**Data entries:**

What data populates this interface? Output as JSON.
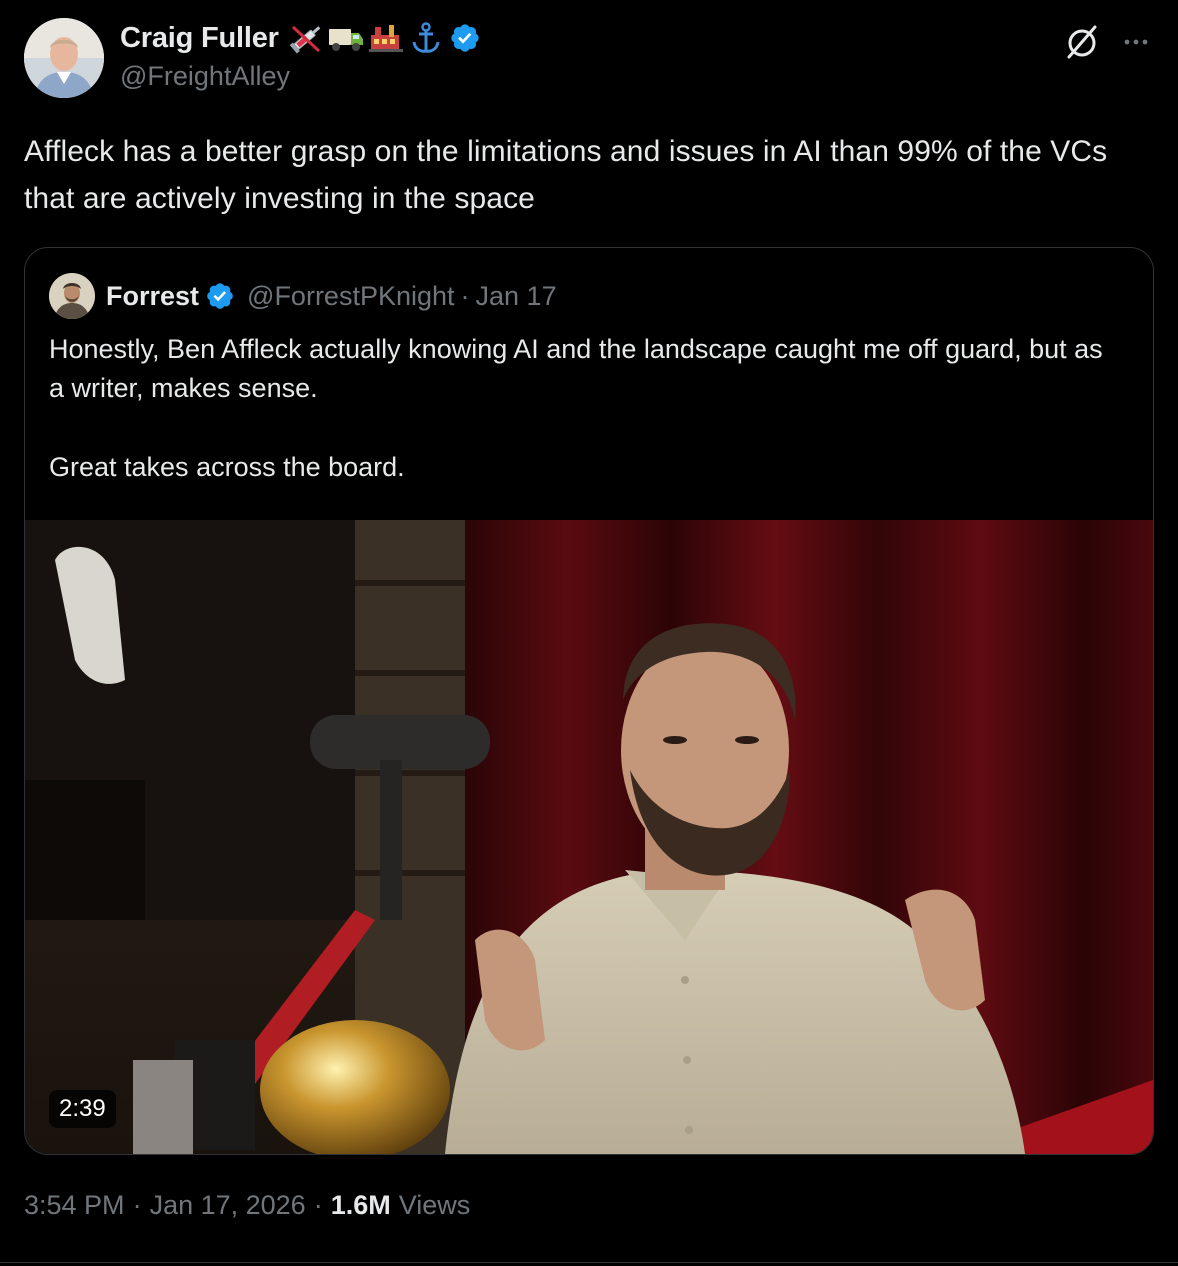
{
  "author": {
    "display_name": "Craig Fuller",
    "emoji_icons": [
      "syringe-icon",
      "delivery-truck-icon",
      "train-factory-icon",
      "anchor-icon"
    ],
    "verified": true,
    "handle": "@FreightAlley"
  },
  "tweet": {
    "text": "Affleck has a better grasp on the limitations and issues in AI than 99% of the VCs that are actively investing in the space"
  },
  "quoted": {
    "display_name": "Forrest",
    "verified": true,
    "handle": "@ForrestPKnight",
    "separator": "·",
    "date": "Jan 17",
    "paragraphs": [
      "Honestly, Ben Affleck actually knowing AI and the landscape caught me off guard, but as a writer, makes sense.",
      "Great takes across the board."
    ],
    "video_duration": "2:39"
  },
  "meta": {
    "time": "3:54 PM",
    "separator": "·",
    "date": "Jan 17, 2026",
    "views_count": "1.6M",
    "views_label": "Views"
  },
  "colors": {
    "background": "#000000",
    "text_primary": "#e7e9ea",
    "text_secondary": "#71767b",
    "verified_blue": "#1d9bf0",
    "border": "#2f3336"
  }
}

**Task:** Only lines with the word "Affleck" should be collected from the material.

**Final answer:**
    "text": "Affleck has a better grasp on the limitations and issues in AI than 99% of the VCs that are actively investing in the space"
      "Honestly, Ben Affleck actually knowing AI and the landscape caught me off guard, but as a writer, makes sense.",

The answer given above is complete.